What to produce: Quote the records that follow in full and exactly; leave out the pictures.

Supplied material:
>>>>
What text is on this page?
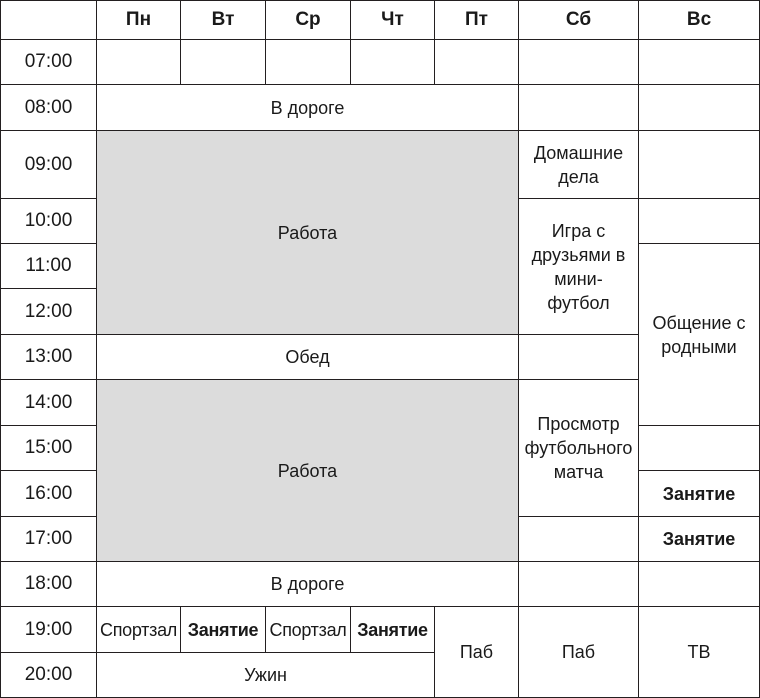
	Пн	Вт	Ср	Чт	Пт	Сб	Вс
07:00							
08:00	В дороге						
09:00	Работа					Домашние дела	
10:00						Игра с друзьями в мини-футбол	
11:00							Общение с родными
12:00							
13:00	Обед						
14:00	Работа					Просмотр футбольного матча	
15:00							
16:00							Занятие
17:00							Занятие
18:00	В дороге						
19:00	Спортзал	Занятие	Спортзал	Занятие	Паб	Паб	ТВ
20:00	Ужин						
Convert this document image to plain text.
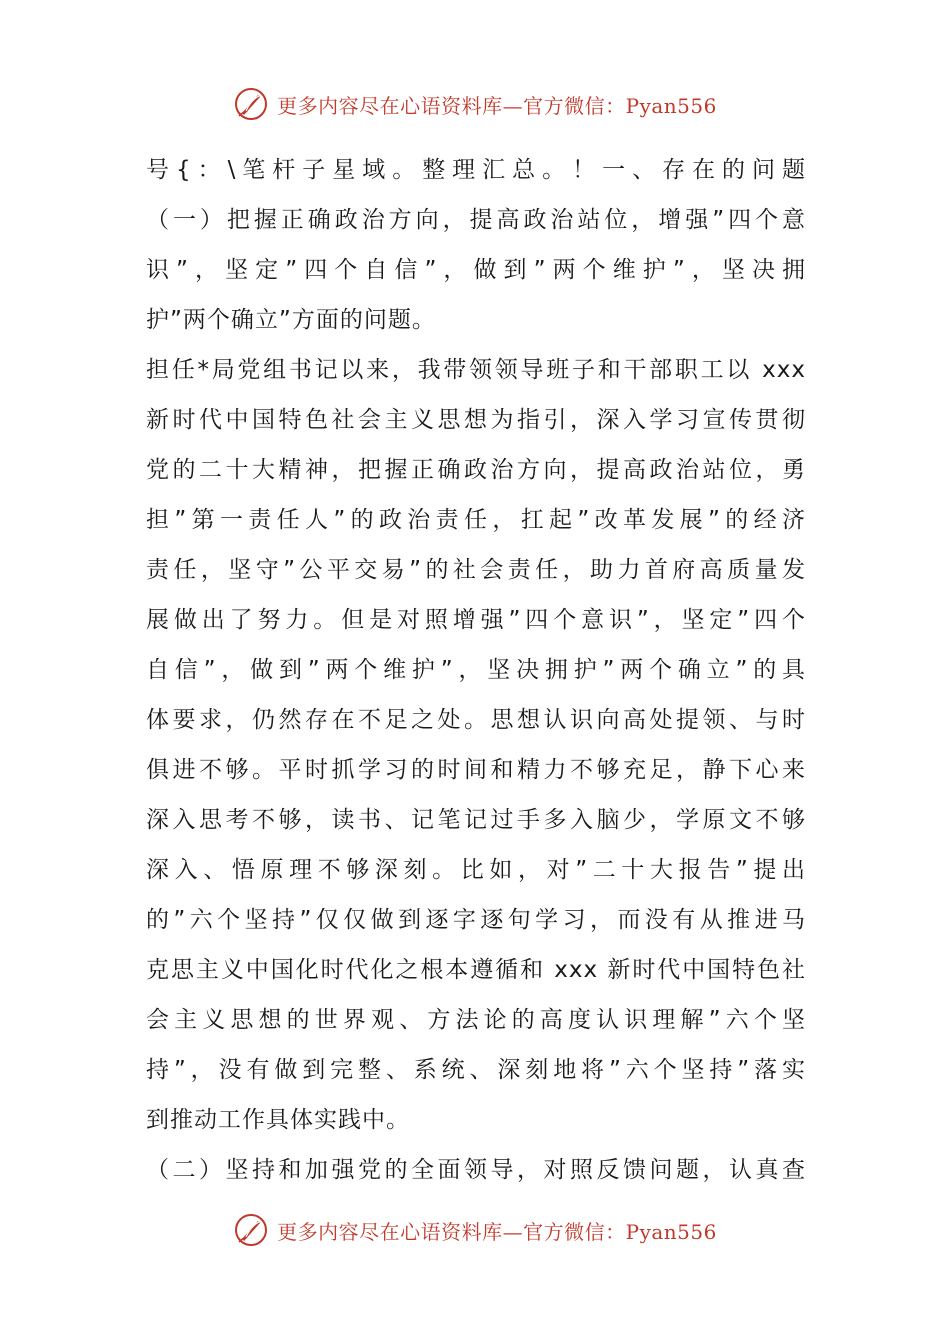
更多内容尽在心语资料库—官方微信：Pyan556
号{：\笔杆子星域。整理汇总。！一、存在的问题
（一）把握正确政治方向，提高政治站位，增强”四个意
识”，坚定”四个自信”，做到”两个维护”，坚决拥
护”两个确立”方面的问题。
担任*局党组书记以来，我带领领导班子和干部职工以 xxx
新时代中国特色社会主义思想为指引，深入学习宣传贯彻
党的二十大精神，把握正确政治方向，提高政治站位，勇
担”第一责任人”的政治责任，扛起”改革发展”的经济
责任，坚守”公平交易”的社会责任，助力首府高质量发
展做出了努力。但是对照增强”四个意识”，坚定”四个
自信”，做到”两个维护”，坚决拥护”两个确立”的具
体要求，仍然存在不足之处。思想认识向高处提领、与时
俱进不够。平时抓学习的时间和精力不够充足，静下心来
深入思考不够，读书、记笔记过手多入脑少，学原文不够
深入、悟原理不够深刻。比如，对”二十大报告”提出
的”六个坚持”仅仅做到逐字逐句学习，而没有从推进马
克思主义中国化时代化之根本遵循和 xxx 新时代中国特色社
会主义思想的世界观、方法论的高度认识理解”六个坚
持”，没有做到完整、系统、深刻地将”六个坚持”落实
到推动工作具体实践中。
（二）坚持和加强党的全面领导，对照反馈问题，认真查
更多内容尽在心语资料库—官方微信：Pyan556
<<<<
Answer:
What text is on this page?
	Пн	Вт	Ср	Чт	Пт	Сб	Вс
07:00							
08:00	В дороге						
09:00	Работа					Домашние дела	
10:00						Игра с друзьями в мини-футбол	
11:00							Общение с родными
12:00							
13:00	Обед						
14:00	Работа					Просмотр футбольного матча	
15:00							
16:00							Занятие
17:00							Занятие
18:00	В дороге						
19:00	Спортзал	Занятие	Спортзал	Занятие	Паб	Паб	ТВ
20:00	Ужин						
Convert this document image to plain text.
更多内容尽在心语资料库—官方微信：Pyan556
号{：\笔杆子星域。整理汇总。！一、存在的问题
（一）把握正确政治方向，提高政治站位，增强”四个意
识”，坚定”四个自信”，做到”两个维护”，坚决拥
护”两个确立”方面的问题。
担任*局党组书记以来，我带领领导班子和干部职工以 xxx
新时代中国特色社会主义思想为指引，深入学习宣传贯彻
党的二十大精神，把握正确政治方向，提高政治站位，勇
担”第一责任人”的政治责任，扛起”改革发展”的经济
责任，坚守”公平交易”的社会责任，助力首府高质量发
展做出了努力。但是对照增强”四个意识”，坚定”四个
自信”，做到”两个维护”，坚决拥护”两个确立”的具
体要求，仍然存在不足之处。思想认识向高处提领、与时
俱进不够。平时抓学习的时间和精力不够充足，静下心来
深入思考不够，读书、记笔记过手多入脑少，学原文不够
深入、悟原理不够深刻。比如，对”二十大报告”提出
的”六个坚持”仅仅做到逐字逐句学习，而没有从推进马
克思主义中国化时代化之根本遵循和 xxx 新时代中国特色社
会主义思想的世界观、方法论的高度认识理解”六个坚
持”，没有做到完整、系统、深刻地将”六个坚持”落实
到推动工作具体实践中。
（二）坚持和加强党的全面领导，对照反馈问题，认真查
更多内容尽在心语资料库—官方微信：Pyan556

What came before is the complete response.